RECORDS SHOWN ::
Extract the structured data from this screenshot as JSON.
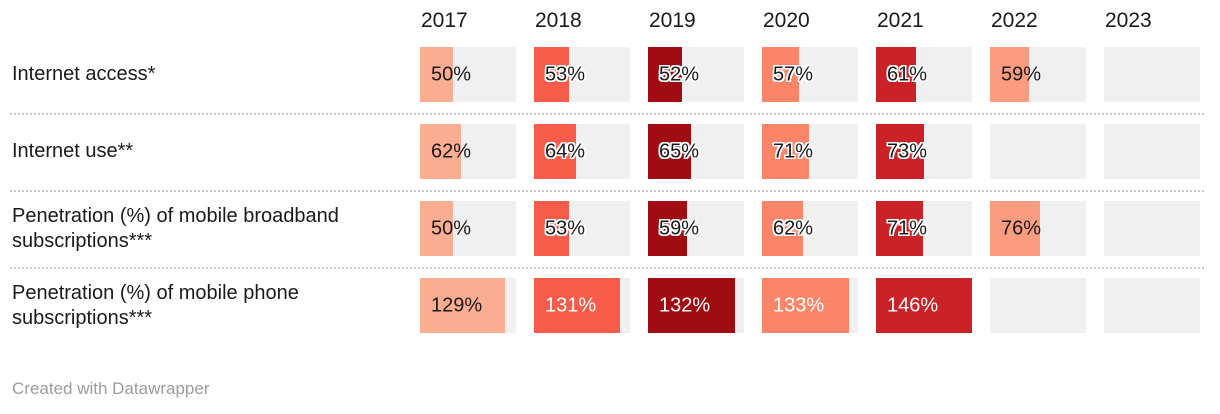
{
  "header": {
    "columns": [
      "2017",
      "2018",
      "2019",
      "2020",
      "2021",
      "2022",
      "2023"
    ]
  },
  "rows": [
    {
      "label": "Internet access*",
      "cells": [
        {
          "text": "50%",
          "value": 50,
          "fill_pct": 34.2,
          "color": "#FBAD92",
          "style": "dark"
        },
        {
          "text": "53%",
          "value": 53,
          "fill_pct": 36.3,
          "color": "#F75C4A",
          "style": "halo"
        },
        {
          "text": "52%",
          "value": 52,
          "fill_pct": 35.6,
          "color": "#A00C11",
          "style": "halo"
        },
        {
          "text": "57%",
          "value": 57,
          "fill_pct": 39.0,
          "color": "#FB8568",
          "style": "halo"
        },
        {
          "text": "61%",
          "value": 61,
          "fill_pct": 41.8,
          "color": "#CB2227",
          "style": "halo"
        },
        {
          "text": "59%",
          "value": 59,
          "fill_pct": 40.4,
          "color": "#FB9C80",
          "style": "dark"
        },
        {
          "text": "",
          "value": null,
          "fill_pct": 0,
          "color": null,
          "style": "none"
        }
      ]
    },
    {
      "label": "Internet use**",
      "cells": [
        {
          "text": "62%",
          "value": 62,
          "fill_pct": 42.5,
          "color": "#FBAD92",
          "style": "dark"
        },
        {
          "text": "64%",
          "value": 64,
          "fill_pct": 43.8,
          "color": "#F75C4A",
          "style": "halo"
        },
        {
          "text": "65%",
          "value": 65,
          "fill_pct": 44.5,
          "color": "#A00C11",
          "style": "halo"
        },
        {
          "text": "71%",
          "value": 71,
          "fill_pct": 48.6,
          "color": "#FB8568",
          "style": "halo"
        },
        {
          "text": "73%",
          "value": 73,
          "fill_pct": 50.0,
          "color": "#CB2227",
          "style": "halo"
        },
        {
          "text": "",
          "value": null,
          "fill_pct": 0,
          "color": null,
          "style": "none"
        },
        {
          "text": "",
          "value": null,
          "fill_pct": 0,
          "color": null,
          "style": "none"
        }
      ]
    },
    {
      "label": "Penetration (%) of mobile broadband subscriptions***",
      "cells": [
        {
          "text": "50%",
          "value": 50,
          "fill_pct": 34.2,
          "color": "#FBAD92",
          "style": "dark"
        },
        {
          "text": "53%",
          "value": 53,
          "fill_pct": 36.3,
          "color": "#F75C4A",
          "style": "halo"
        },
        {
          "text": "59%",
          "value": 59,
          "fill_pct": 40.4,
          "color": "#A00C11",
          "style": "halo"
        },
        {
          "text": "62%",
          "value": 62,
          "fill_pct": 42.5,
          "color": "#FB8568",
          "style": "halo"
        },
        {
          "text": "71%",
          "value": 71,
          "fill_pct": 48.6,
          "color": "#CB2227",
          "style": "halo"
        },
        {
          "text": "76%",
          "value": 76,
          "fill_pct": 52.1,
          "color": "#FB9C80",
          "style": "dark"
        },
        {
          "text": "",
          "value": null,
          "fill_pct": 0,
          "color": null,
          "style": "none"
        }
      ]
    },
    {
      "label": "Penetration (%) of mobile phone subscriptions***",
      "cells": [
        {
          "text": "129%",
          "value": 129,
          "fill_pct": 88.4,
          "color": "#FBAD92",
          "style": "dark"
        },
        {
          "text": "131%",
          "value": 131,
          "fill_pct": 89.7,
          "color": "#F75C4A",
          "style": "light"
        },
        {
          "text": "132%",
          "value": 132,
          "fill_pct": 90.4,
          "color": "#A00C11",
          "style": "light"
        },
        {
          "text": "133%",
          "value": 133,
          "fill_pct": 91.1,
          "color": "#FB8568",
          "style": "light"
        },
        {
          "text": "146%",
          "value": 146,
          "fill_pct": 100,
          "color": "#CB2227",
          "style": "light"
        },
        {
          "text": "",
          "value": null,
          "fill_pct": 0,
          "color": null,
          "style": "none"
        },
        {
          "text": "",
          "value": null,
          "fill_pct": 0,
          "color": null,
          "style": "none"
        }
      ]
    }
  ],
  "footer": {
    "credit": "Created with Datawrapper"
  },
  "colors": {
    "empty_cell": "#F0F0F0",
    "separator": "#C9C9C9",
    "text": "#1A1A1A",
    "muted_text": "#9C9C9C",
    "halo": "#FFFFFF",
    "col_2017": "#FBAD92",
    "col_2018": "#F75C4A",
    "col_2019": "#A00C11",
    "col_2020": "#FB8568",
    "col_2021": "#CB2227",
    "col_2022": "#FB9C80"
  },
  "chart_data": {
    "type": "table",
    "title": "",
    "columns": [
      "2017",
      "2018",
      "2019",
      "2020",
      "2021",
      "2022",
      "2023"
    ],
    "series": [
      {
        "name": "Internet access*",
        "values": [
          50,
          53,
          52,
          57,
          61,
          59,
          null
        ]
      },
      {
        "name": "Internet use**",
        "values": [
          62,
          64,
          65,
          71,
          73,
          null,
          null
        ]
      },
      {
        "name": "Penetration (%) of mobile broadband subscriptions***",
        "values": [
          50,
          53,
          59,
          62,
          71,
          76,
          null
        ]
      },
      {
        "name": "Penetration (%) of mobile phone subscriptions***",
        "values": [
          129,
          131,
          132,
          133,
          146,
          null,
          null
        ]
      }
    ],
    "unit": "%",
    "bar_scale_max": 146,
    "legend_position": "none",
    "grid": false,
    "annotations": [
      "Created with Datawrapper"
    ]
  }
}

WORK TO DO :: All of the data needs repeating exactly, but the pictures do not.

THE RESPONSE ::
Extract the structured data from this screenshot as JSON.
{
  "header": {
    "columns": [
      "2017",
      "2018",
      "2019",
      "2020",
      "2021",
      "2022",
      "2023"
    ]
  },
  "rows": [
    {
      "label": "Internet access*",
      "cells": [
        {
          "text": "50%",
          "value": 50,
          "fill_pct": 34.2,
          "color": "#FBAD92",
          "style": "dark"
        },
        {
          "text": "53%",
          "value": 53,
          "fill_pct": 36.3,
          "color": "#F75C4A",
          "style": "halo"
        },
        {
          "text": "52%",
          "value": 52,
          "fill_pct": 35.6,
          "color": "#A00C11",
          "style": "halo"
        },
        {
          "text": "57%",
          "value": 57,
          "fill_pct": 39.0,
          "color": "#FB8568",
          "style": "halo"
        },
        {
          "text": "61%",
          "value": 61,
          "fill_pct": 41.8,
          "color": "#CB2227",
          "style": "halo"
        },
        {
          "text": "59%",
          "value": 59,
          "fill_pct": 40.4,
          "color": "#FB9C80",
          "style": "dark"
        },
        {
          "text": "",
          "value": null,
          "fill_pct": 0,
          "color": null,
          "style": "none"
        }
      ]
    },
    {
      "label": "Internet use**",
      "cells": [
        {
          "text": "62%",
          "value": 62,
          "fill_pct": 42.5,
          "color": "#FBAD92",
          "style": "dark"
        },
        {
          "text": "64%",
          "value": 64,
          "fill_pct": 43.8,
          "color": "#F75C4A",
          "style": "halo"
        },
        {
          "text": "65%",
          "value": 65,
          "fill_pct": 44.5,
          "color": "#A00C11",
          "style": "halo"
        },
        {
          "text": "71%",
          "value": 71,
          "fill_pct": 48.6,
          "color": "#FB8568",
          "style": "halo"
        },
        {
          "text": "73%",
          "value": 73,
          "fill_pct": 50.0,
          "color": "#CB2227",
          "style": "halo"
        },
        {
          "text": "",
          "value": null,
          "fill_pct": 0,
          "color": null,
          "style": "none"
        },
        {
          "text": "",
          "value": null,
          "fill_pct": 0,
          "color": null,
          "style": "none"
        }
      ]
    },
    {
      "label": "Penetration (%) of mobile broadband subscriptions***",
      "cells": [
        {
          "text": "50%",
          "value": 50,
          "fill_pct": 34.2,
          "color": "#FBAD92",
          "style": "dark"
        },
        {
          "text": "53%",
          "value": 53,
          "fill_pct": 36.3,
          "color": "#F75C4A",
          "style": "halo"
        },
        {
          "text": "59%",
          "value": 59,
          "fill_pct": 40.4,
          "color": "#A00C11",
          "style": "halo"
        },
        {
          "text": "62%",
          "value": 62,
          "fill_pct": 42.5,
          "color": "#FB8568",
          "style": "halo"
        },
        {
          "text": "71%",
          "value": 71,
          "fill_pct": 48.6,
          "color": "#CB2227",
          "style": "halo"
        },
        {
          "text": "76%",
          "value": 76,
          "fill_pct": 52.1,
          "color": "#FB9C80",
          "style": "dark"
        },
        {
          "text": "",
          "value": null,
          "fill_pct": 0,
          "color": null,
          "style": "none"
        }
      ]
    },
    {
      "label": "Penetration (%) of mobile phone subscriptions***",
      "cells": [
        {
          "text": "129%",
          "value": 129,
          "fill_pct": 88.4,
          "color": "#FBAD92",
          "style": "dark"
        },
        {
          "text": "131%",
          "value": 131,
          "fill_pct": 89.7,
          "color": "#F75C4A",
          "style": "light"
        },
        {
          "text": "132%",
          "value": 132,
          "fill_pct": 90.4,
          "color": "#A00C11",
          "style": "light"
        },
        {
          "text": "133%",
          "value": 133,
          "fill_pct": 91.1,
          "color": "#FB8568",
          "style": "light"
        },
        {
          "text": "146%",
          "value": 146,
          "fill_pct": 100,
          "color": "#CB2227",
          "style": "light"
        },
        {
          "text": "",
          "value": null,
          "fill_pct": 0,
          "color": null,
          "style": "none"
        },
        {
          "text": "",
          "value": null,
          "fill_pct": 0,
          "color": null,
          "style": "none"
        }
      ]
    }
  ],
  "footer": {
    "credit": "Created with Datawrapper"
  },
  "colors": {
    "empty_cell": "#F0F0F0",
    "separator": "#C9C9C9",
    "text": "#1A1A1A",
    "muted_text": "#9C9C9C",
    "halo": "#FFFFFF",
    "col_2017": "#FBAD92",
    "col_2018": "#F75C4A",
    "col_2019": "#A00C11",
    "col_2020": "#FB8568",
    "col_2021": "#CB2227",
    "col_2022": "#FB9C80"
  },
  "chart_data": {
    "type": "table",
    "title": "",
    "columns": [
      "2017",
      "2018",
      "2019",
      "2020",
      "2021",
      "2022",
      "2023"
    ],
    "series": [
      {
        "name": "Internet access*",
        "values": [
          50,
          53,
          52,
          57,
          61,
          59,
          null
        ]
      },
      {
        "name": "Internet use**",
        "values": [
          62,
          64,
          65,
          71,
          73,
          null,
          null
        ]
      },
      {
        "name": "Penetration (%) of mobile broadband subscriptions***",
        "values": [
          50,
          53,
          59,
          62,
          71,
          76,
          null
        ]
      },
      {
        "name": "Penetration (%) of mobile phone subscriptions***",
        "values": [
          129,
          131,
          132,
          133,
          146,
          null,
          null
        ]
      }
    ],
    "unit": "%",
    "bar_scale_max": 146,
    "legend_position": "none",
    "grid": false,
    "annotations": [
      "Created with Datawrapper"
    ]
  }
}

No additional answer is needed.